Dataset excerpts:
________________
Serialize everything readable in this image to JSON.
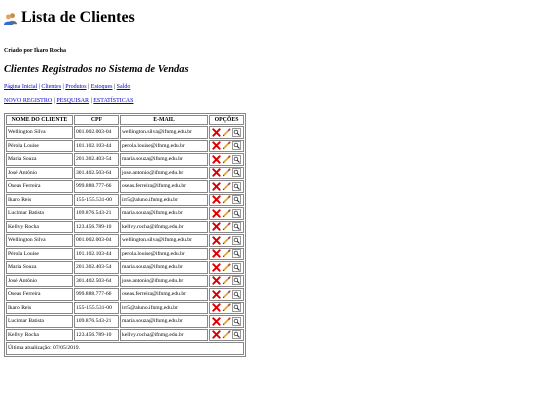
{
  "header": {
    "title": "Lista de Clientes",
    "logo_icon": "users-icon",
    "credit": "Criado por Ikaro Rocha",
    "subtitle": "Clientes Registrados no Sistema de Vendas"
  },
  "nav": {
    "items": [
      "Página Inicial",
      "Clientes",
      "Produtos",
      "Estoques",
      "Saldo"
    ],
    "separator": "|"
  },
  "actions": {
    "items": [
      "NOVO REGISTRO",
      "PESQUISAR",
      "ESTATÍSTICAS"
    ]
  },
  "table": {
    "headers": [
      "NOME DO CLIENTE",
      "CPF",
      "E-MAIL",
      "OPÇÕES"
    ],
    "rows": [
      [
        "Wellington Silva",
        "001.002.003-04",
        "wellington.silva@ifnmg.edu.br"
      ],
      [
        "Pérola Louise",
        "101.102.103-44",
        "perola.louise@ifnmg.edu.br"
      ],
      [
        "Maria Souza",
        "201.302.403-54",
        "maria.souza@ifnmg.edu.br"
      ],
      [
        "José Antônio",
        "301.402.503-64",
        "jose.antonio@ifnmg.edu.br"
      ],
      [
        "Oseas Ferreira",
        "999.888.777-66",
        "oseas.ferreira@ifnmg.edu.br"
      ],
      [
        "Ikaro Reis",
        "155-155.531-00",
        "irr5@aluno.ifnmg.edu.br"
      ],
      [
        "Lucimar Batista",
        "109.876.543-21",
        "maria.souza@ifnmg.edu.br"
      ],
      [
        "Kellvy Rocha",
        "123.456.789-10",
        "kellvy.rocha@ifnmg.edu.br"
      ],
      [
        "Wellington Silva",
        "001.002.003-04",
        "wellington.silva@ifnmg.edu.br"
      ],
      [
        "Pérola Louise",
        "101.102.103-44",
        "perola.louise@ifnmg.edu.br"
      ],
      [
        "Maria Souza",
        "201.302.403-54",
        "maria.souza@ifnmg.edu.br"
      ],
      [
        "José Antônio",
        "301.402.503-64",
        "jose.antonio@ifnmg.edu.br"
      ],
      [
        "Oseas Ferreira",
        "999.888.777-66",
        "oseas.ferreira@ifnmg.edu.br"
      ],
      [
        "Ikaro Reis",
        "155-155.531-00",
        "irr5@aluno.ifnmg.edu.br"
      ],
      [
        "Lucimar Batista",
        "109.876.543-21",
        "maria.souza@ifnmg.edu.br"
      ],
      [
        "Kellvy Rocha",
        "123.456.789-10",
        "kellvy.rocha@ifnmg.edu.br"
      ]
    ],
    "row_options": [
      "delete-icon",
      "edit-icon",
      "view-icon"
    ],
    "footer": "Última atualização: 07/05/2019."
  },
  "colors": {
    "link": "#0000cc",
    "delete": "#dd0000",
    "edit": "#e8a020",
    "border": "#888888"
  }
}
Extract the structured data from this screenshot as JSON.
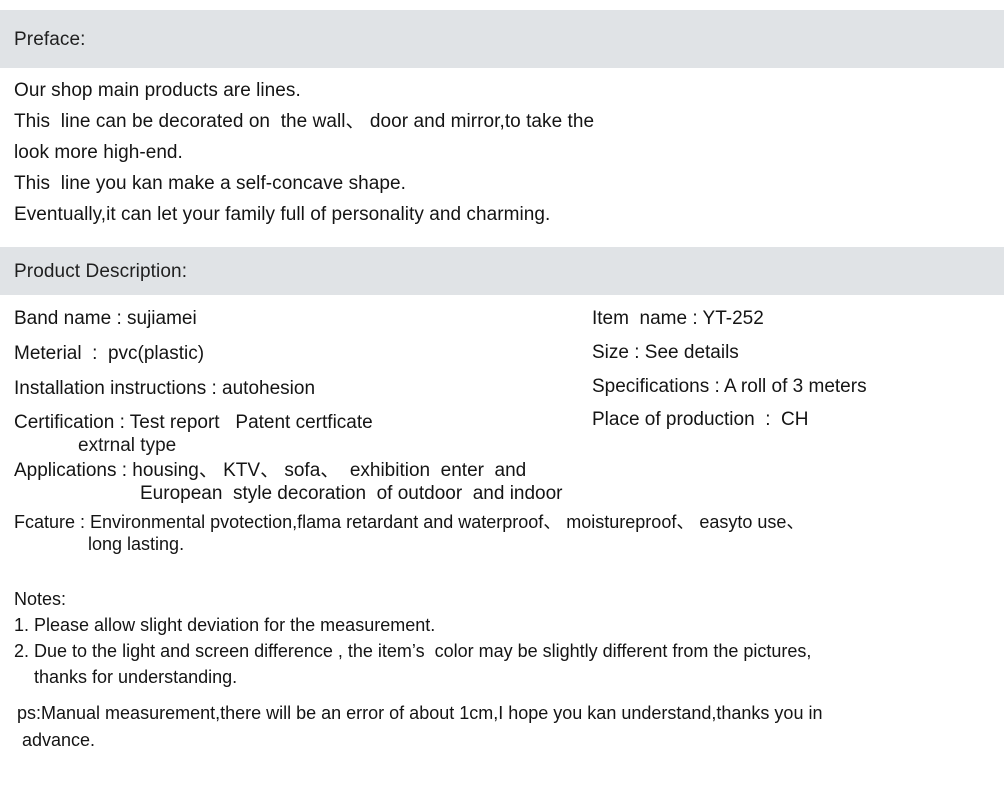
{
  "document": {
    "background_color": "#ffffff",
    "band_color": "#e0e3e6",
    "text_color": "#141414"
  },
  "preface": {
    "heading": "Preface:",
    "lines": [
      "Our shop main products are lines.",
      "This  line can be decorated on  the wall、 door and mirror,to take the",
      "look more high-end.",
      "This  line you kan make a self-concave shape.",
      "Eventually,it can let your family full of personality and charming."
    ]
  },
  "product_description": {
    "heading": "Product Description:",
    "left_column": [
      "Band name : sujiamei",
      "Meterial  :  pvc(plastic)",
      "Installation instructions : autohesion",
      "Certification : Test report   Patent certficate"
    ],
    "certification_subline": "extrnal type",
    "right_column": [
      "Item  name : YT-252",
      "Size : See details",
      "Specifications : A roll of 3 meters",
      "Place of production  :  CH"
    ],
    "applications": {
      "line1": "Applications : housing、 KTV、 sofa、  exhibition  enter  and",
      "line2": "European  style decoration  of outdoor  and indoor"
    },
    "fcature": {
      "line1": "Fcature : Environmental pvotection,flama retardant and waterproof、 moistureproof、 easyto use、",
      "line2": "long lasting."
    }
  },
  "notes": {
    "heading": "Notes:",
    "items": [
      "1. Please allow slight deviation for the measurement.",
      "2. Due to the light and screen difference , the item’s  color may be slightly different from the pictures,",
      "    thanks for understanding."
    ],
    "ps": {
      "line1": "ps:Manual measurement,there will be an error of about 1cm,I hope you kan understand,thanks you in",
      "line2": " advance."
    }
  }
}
________________
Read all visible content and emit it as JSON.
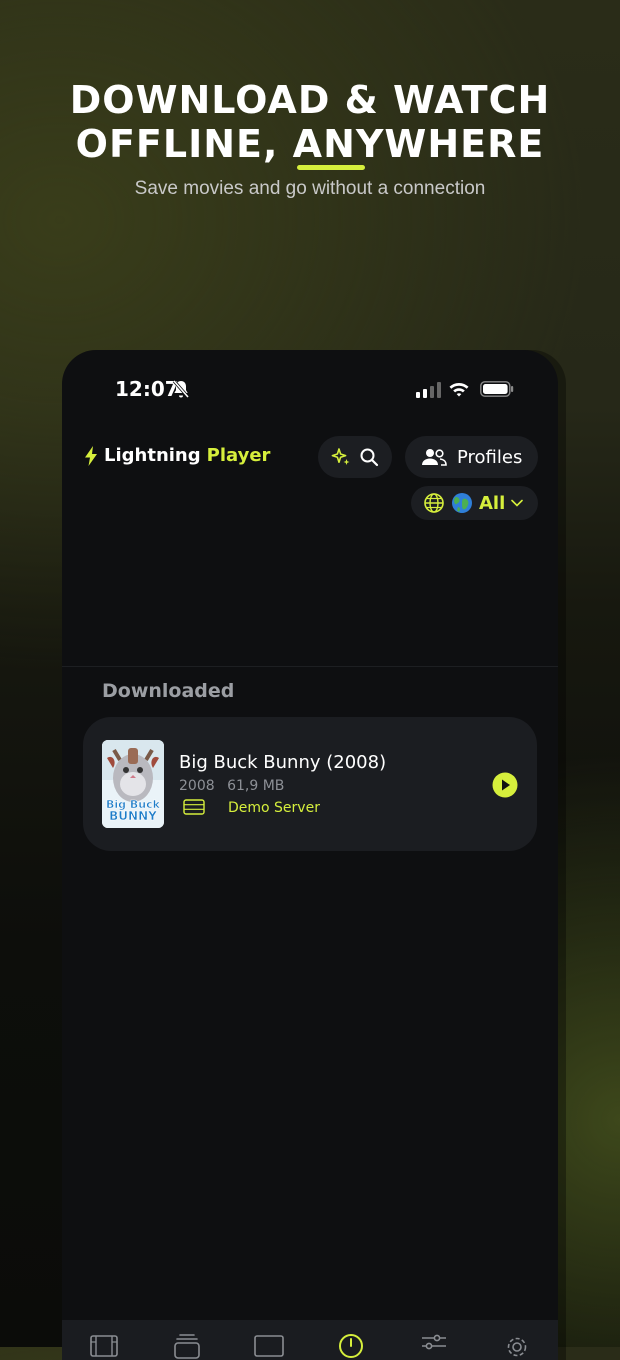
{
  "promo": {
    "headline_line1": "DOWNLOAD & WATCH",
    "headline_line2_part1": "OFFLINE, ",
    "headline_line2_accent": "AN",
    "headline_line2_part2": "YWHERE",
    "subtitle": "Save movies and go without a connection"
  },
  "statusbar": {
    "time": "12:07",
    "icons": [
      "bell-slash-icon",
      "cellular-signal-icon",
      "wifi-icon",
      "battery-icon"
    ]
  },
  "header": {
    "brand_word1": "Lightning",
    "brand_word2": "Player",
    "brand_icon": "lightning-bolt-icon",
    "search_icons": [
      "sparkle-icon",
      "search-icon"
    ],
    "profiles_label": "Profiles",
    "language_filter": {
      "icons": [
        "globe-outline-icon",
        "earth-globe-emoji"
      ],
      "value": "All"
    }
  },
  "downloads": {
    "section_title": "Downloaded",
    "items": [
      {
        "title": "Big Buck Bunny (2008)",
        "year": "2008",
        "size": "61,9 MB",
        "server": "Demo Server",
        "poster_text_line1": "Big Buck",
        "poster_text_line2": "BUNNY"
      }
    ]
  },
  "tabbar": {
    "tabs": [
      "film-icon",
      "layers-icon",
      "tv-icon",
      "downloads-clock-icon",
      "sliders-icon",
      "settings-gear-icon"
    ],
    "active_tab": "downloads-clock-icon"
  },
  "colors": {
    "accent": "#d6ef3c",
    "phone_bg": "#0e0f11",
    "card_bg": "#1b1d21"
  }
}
________________
• [Task] What is the number of lines in the data above that include the word "JSON"? Answer with that number only.

• [Response to the task] 3